## GOAL
Make an exact copy of all the entries, with the pictures left out.

## EXTRACTED DATA
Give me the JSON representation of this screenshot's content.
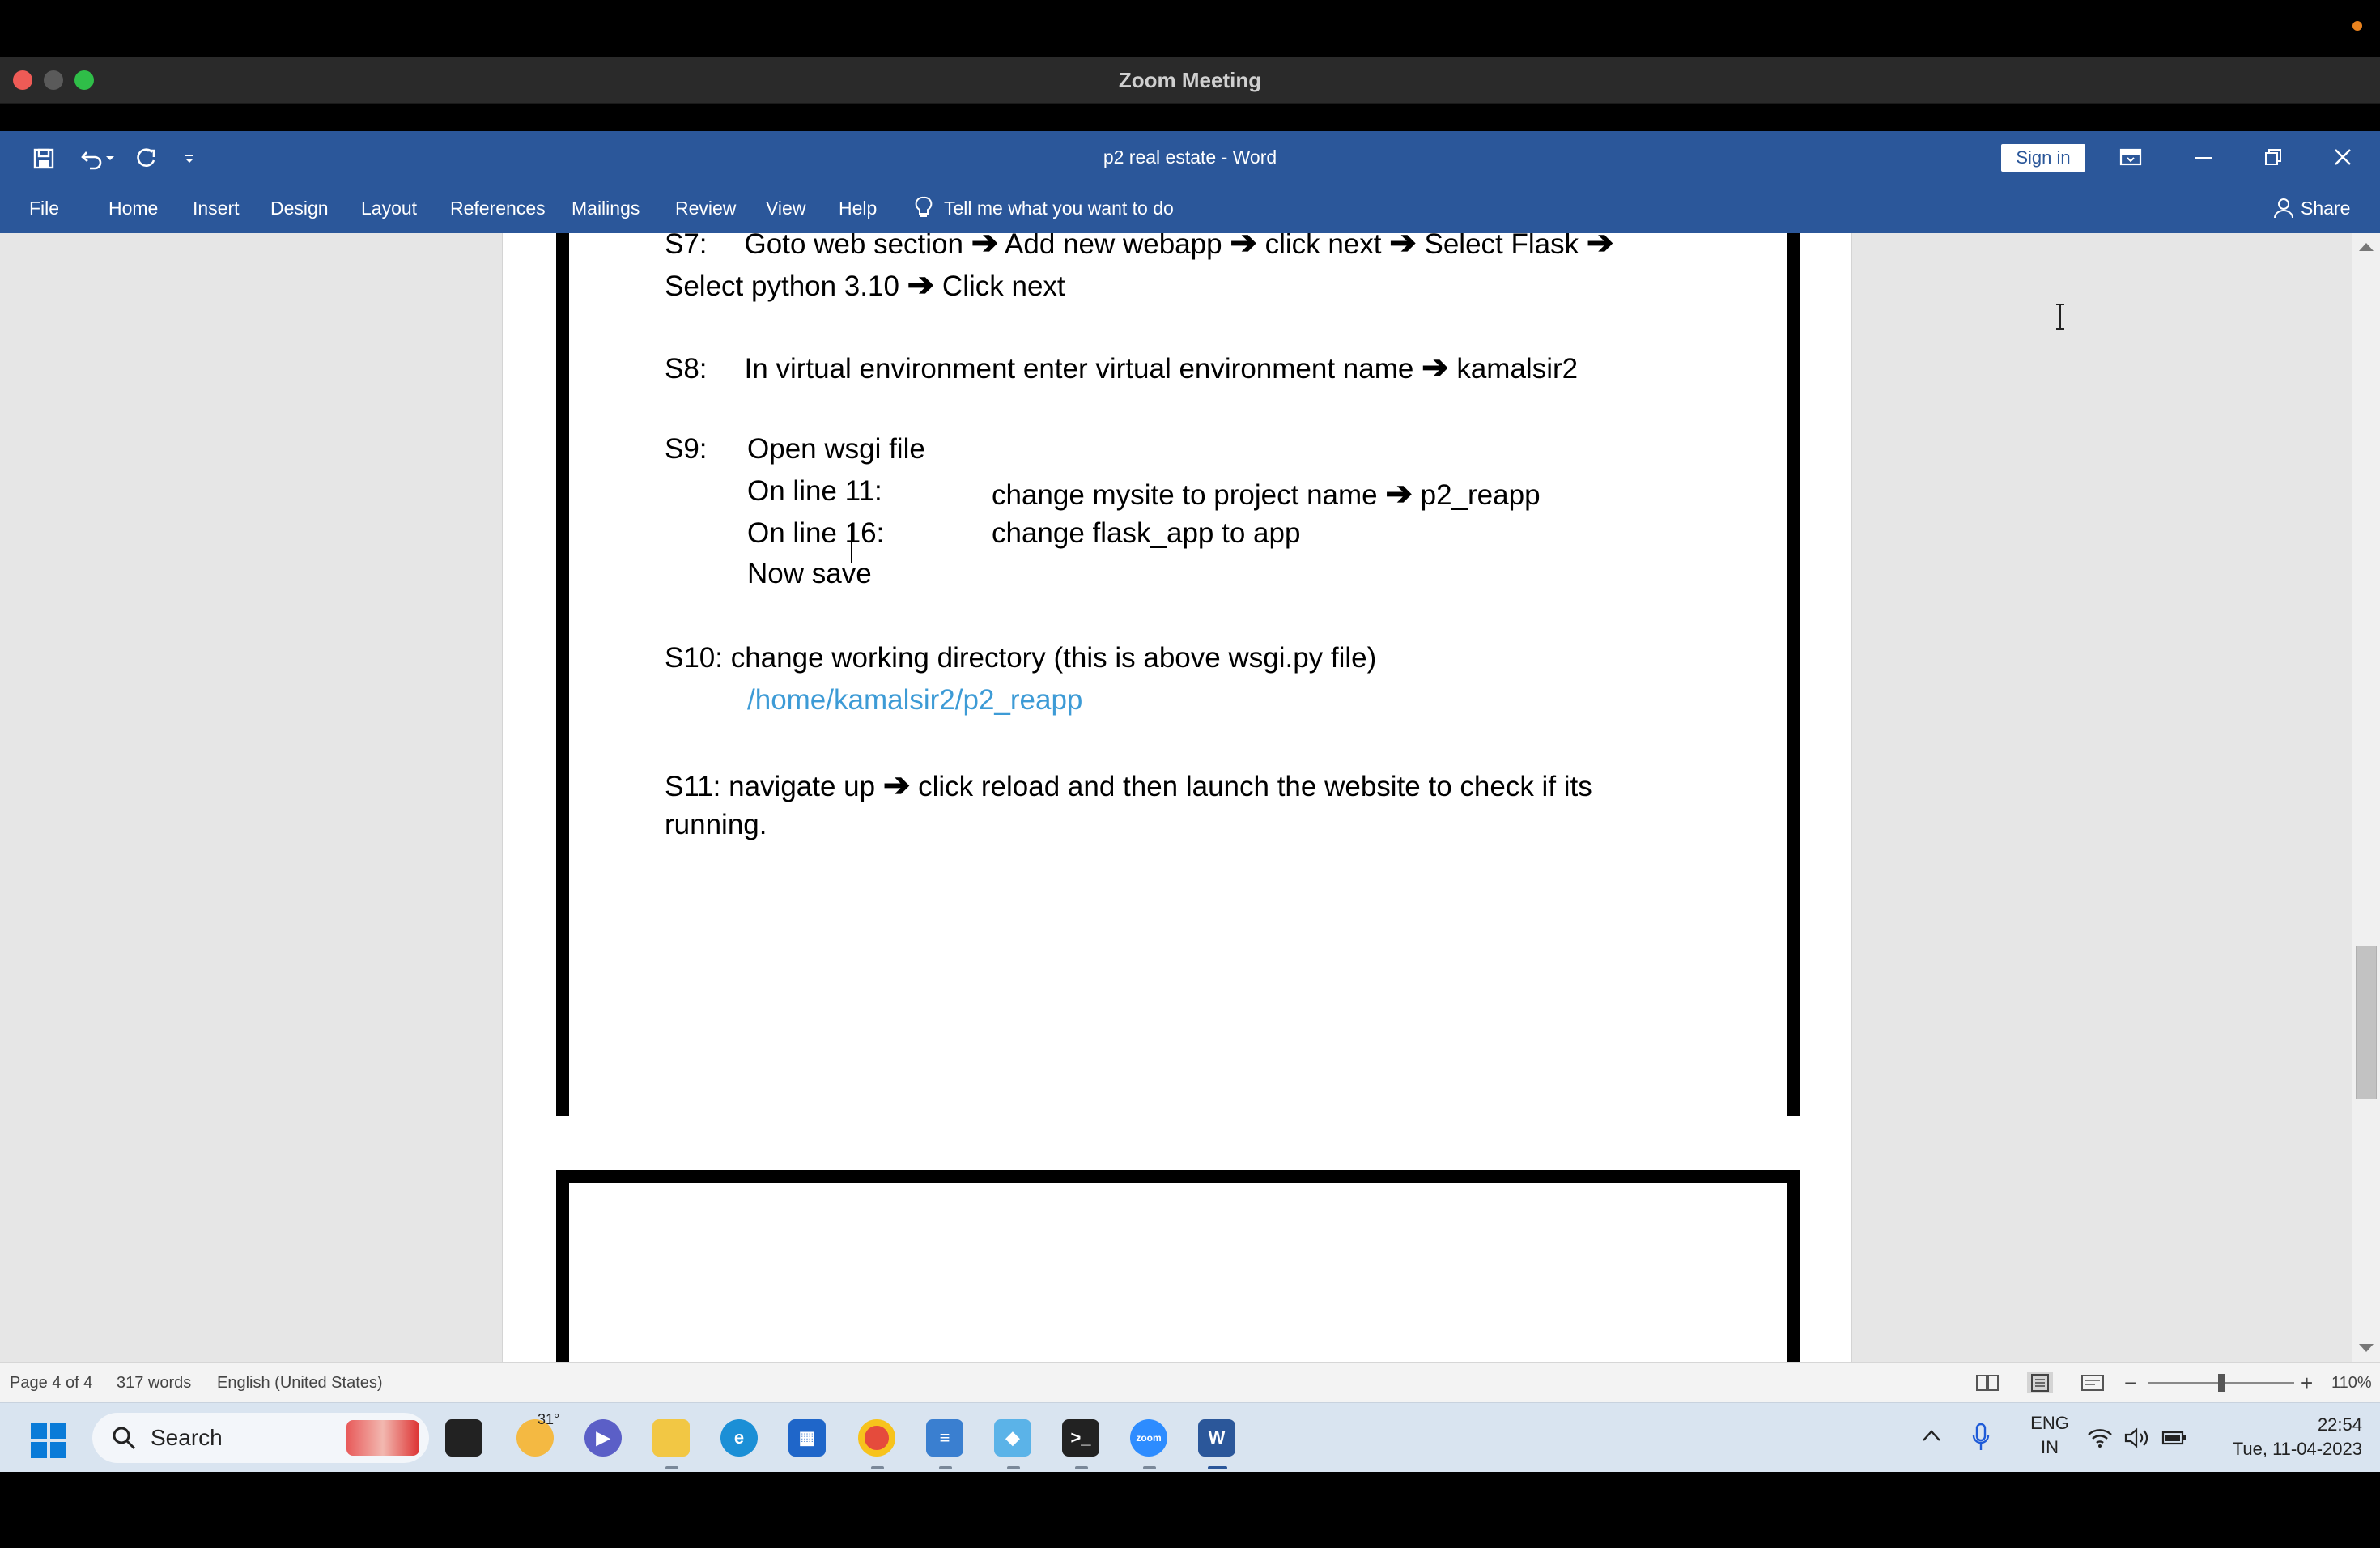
{
  "zoom": {
    "window_title": "Zoom Meeting",
    "traffic_colors": [
      "#ee5b56",
      "#5a5a5a",
      "#2fbe48"
    ]
  },
  "word": {
    "doc_title": "p2 real estate  -  Word",
    "sign_in": "Sign in",
    "tabs": [
      "File",
      "Home",
      "Insert",
      "Design",
      "Layout",
      "References",
      "Mailings",
      "Review",
      "View",
      "Help"
    ],
    "tell_me": "Tell me what you want to do",
    "share": "Share",
    "accent": "#2b579a"
  },
  "document": {
    "s7_label": "S7:",
    "s7_text": "Goto web section",
    "s7_b": "Add new webapp",
    "s7_c": "click next",
    "s7_d": "Select Flask",
    "s7_line2a": "Select python 3.10",
    "s7_line2b": "Click next",
    "s8_label": "S8:",
    "s8_text": "In virtual environment enter virtual environment name",
    "s8_value": "kamalsir2",
    "s9_label": "S9:",
    "s9_text": "Open wsgi file",
    "s9_l11": "On line 11:",
    "s9_l11_action": "change mysite to project name",
    "s9_l11_value": "p2_reapp",
    "s9_l16": "On line 16:",
    "s9_l16_action": "change flask_app to app",
    "s9_save": "Now save",
    "s10_text": "S10: change working directory  (this is above wsgi.py file)",
    "s10_path": "/home/kamalsir2/p2_reapp",
    "s11_text_a": "S11: navigate up",
    "s11_text_b": "click reload and then launch the website to check if its",
    "s11_line2": "running."
  },
  "status": {
    "page": "Page 4 of 4",
    "words": "317 words",
    "language": "English (United States)",
    "zoom": "110%"
  },
  "taskbar": {
    "search": "Search",
    "weather": "31°",
    "lang_top": "ENG",
    "lang_bottom": "IN",
    "time": "22:54",
    "date": "Tue, 11-04-2023"
  }
}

## WRITTEN SOLUTION
Give me the JSON representation of this screenshot's content.
{
  "zoom": {
    "window_title": "Zoom Meeting",
    "traffic_colors": [
      "#ee5b56",
      "#5a5a5a",
      "#2fbe48"
    ]
  },
  "word": {
    "doc_title": "p2 real estate  -  Word",
    "sign_in": "Sign in",
    "tabs": [
      "File",
      "Home",
      "Insert",
      "Design",
      "Layout",
      "References",
      "Mailings",
      "Review",
      "View",
      "Help"
    ],
    "tell_me": "Tell me what you want to do",
    "share": "Share",
    "accent": "#2b579a"
  },
  "document": {
    "s7_label": "S7:",
    "s7_text": "Goto web section",
    "s7_b": "Add new webapp",
    "s7_c": "click next",
    "s7_d": "Select Flask",
    "s7_line2a": "Select python 3.10",
    "s7_line2b": "Click next",
    "s8_label": "S8:",
    "s8_text": "In virtual environment enter virtual environment name",
    "s8_value": "kamalsir2",
    "s9_label": "S9:",
    "s9_text": "Open wsgi file",
    "s9_l11": "On line 11:",
    "s9_l11_action": "change mysite to project name",
    "s9_l11_value": "p2_reapp",
    "s9_l16": "On line 16:",
    "s9_l16_action": "change flask_app to app",
    "s9_save": "Now save",
    "s10_text": "S10: change working directory  (this is above wsgi.py file)",
    "s10_path": "/home/kamalsir2/p2_reapp",
    "s11_text_a": "S11: navigate up",
    "s11_text_b": "click reload and then launch the website to check if its",
    "s11_line2": "running."
  },
  "status": {
    "page": "Page 4 of 4",
    "words": "317 words",
    "language": "English (United States)",
    "zoom": "110%"
  },
  "taskbar": {
    "search": "Search",
    "weather": "31°",
    "lang_top": "ENG",
    "lang_bottom": "IN",
    "time": "22:54",
    "date": "Tue, 11-04-2023"
  }
}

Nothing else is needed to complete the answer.